Start of SOURCE DATA
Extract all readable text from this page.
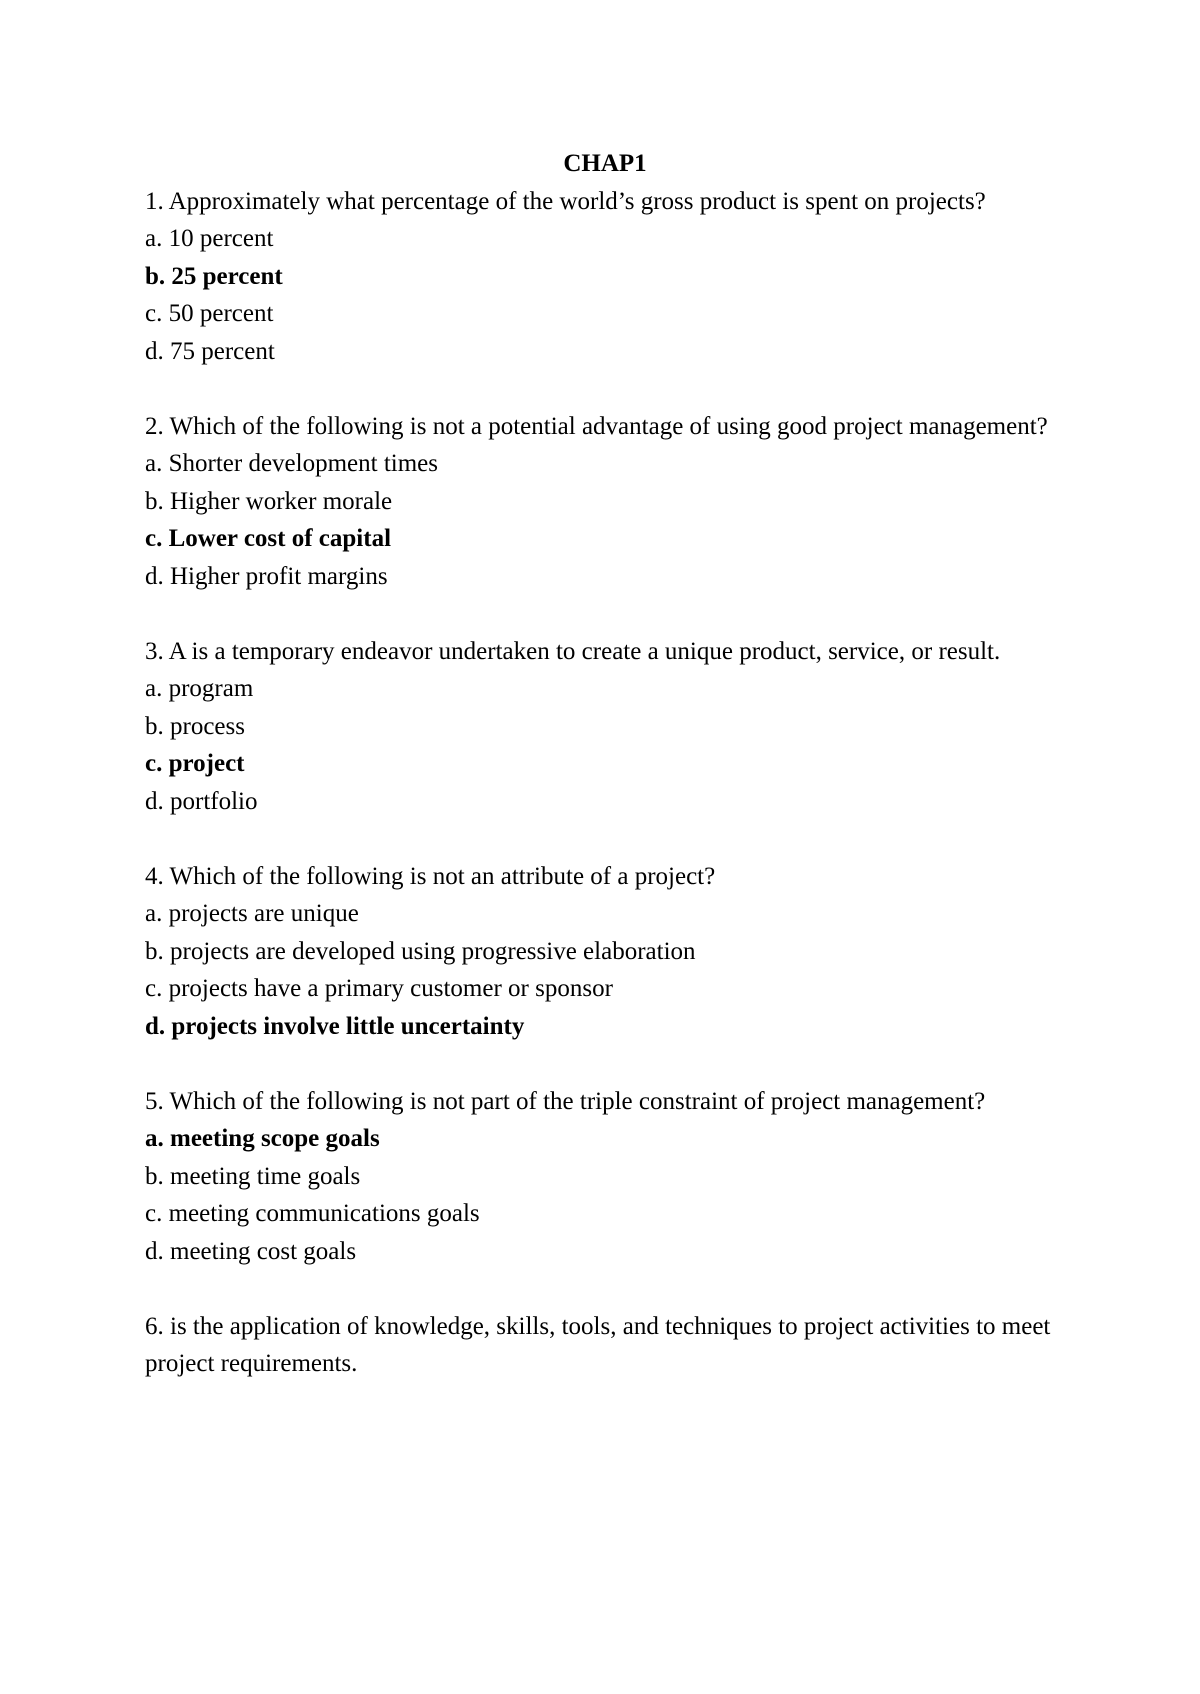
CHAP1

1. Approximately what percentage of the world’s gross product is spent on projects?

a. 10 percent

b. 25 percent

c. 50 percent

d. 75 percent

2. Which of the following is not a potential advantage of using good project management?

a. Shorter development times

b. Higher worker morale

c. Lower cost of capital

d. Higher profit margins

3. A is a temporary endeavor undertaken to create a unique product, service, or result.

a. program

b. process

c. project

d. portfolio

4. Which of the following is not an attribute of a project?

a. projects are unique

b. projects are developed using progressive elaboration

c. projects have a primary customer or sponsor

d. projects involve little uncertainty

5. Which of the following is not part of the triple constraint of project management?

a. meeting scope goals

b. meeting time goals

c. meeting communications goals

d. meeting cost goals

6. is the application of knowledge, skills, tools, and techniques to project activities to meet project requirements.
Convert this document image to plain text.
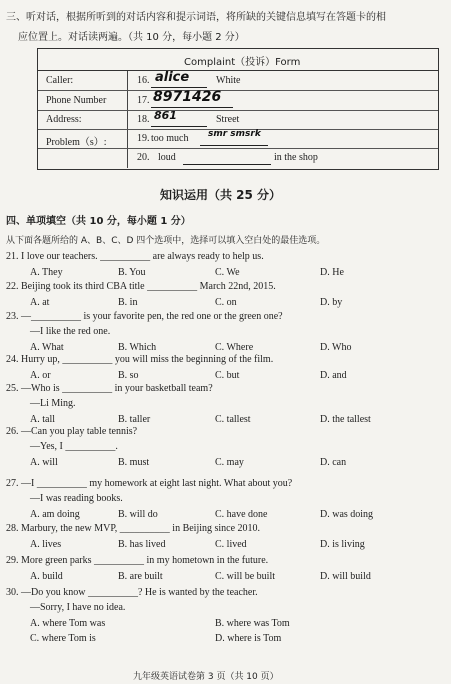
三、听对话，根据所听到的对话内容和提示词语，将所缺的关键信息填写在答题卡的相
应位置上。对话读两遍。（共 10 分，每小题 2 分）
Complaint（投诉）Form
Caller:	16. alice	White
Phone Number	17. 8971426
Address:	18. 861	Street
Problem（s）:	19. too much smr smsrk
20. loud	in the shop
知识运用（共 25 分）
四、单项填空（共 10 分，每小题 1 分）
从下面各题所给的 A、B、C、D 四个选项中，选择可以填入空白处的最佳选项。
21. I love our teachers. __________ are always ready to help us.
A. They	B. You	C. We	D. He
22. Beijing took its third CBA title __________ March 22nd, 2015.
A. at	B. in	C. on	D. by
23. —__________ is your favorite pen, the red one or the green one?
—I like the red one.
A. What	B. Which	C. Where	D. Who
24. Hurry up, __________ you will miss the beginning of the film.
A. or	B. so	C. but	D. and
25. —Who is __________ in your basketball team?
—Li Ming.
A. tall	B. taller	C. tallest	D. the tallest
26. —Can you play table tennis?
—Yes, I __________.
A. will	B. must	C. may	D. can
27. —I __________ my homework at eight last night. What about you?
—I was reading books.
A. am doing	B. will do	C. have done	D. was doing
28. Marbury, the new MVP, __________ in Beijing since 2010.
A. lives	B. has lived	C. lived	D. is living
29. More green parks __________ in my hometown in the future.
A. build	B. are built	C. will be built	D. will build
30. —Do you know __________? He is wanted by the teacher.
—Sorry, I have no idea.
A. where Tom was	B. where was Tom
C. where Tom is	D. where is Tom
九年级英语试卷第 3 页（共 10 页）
End of SOURCE DATA
List all lines from the entries that include the word "green".

▶ **SOLUTION TO THIS TASK**
23. —__________ is your favorite pen, the red one or the green one?
29. More green parks __________ in my hometown in the future.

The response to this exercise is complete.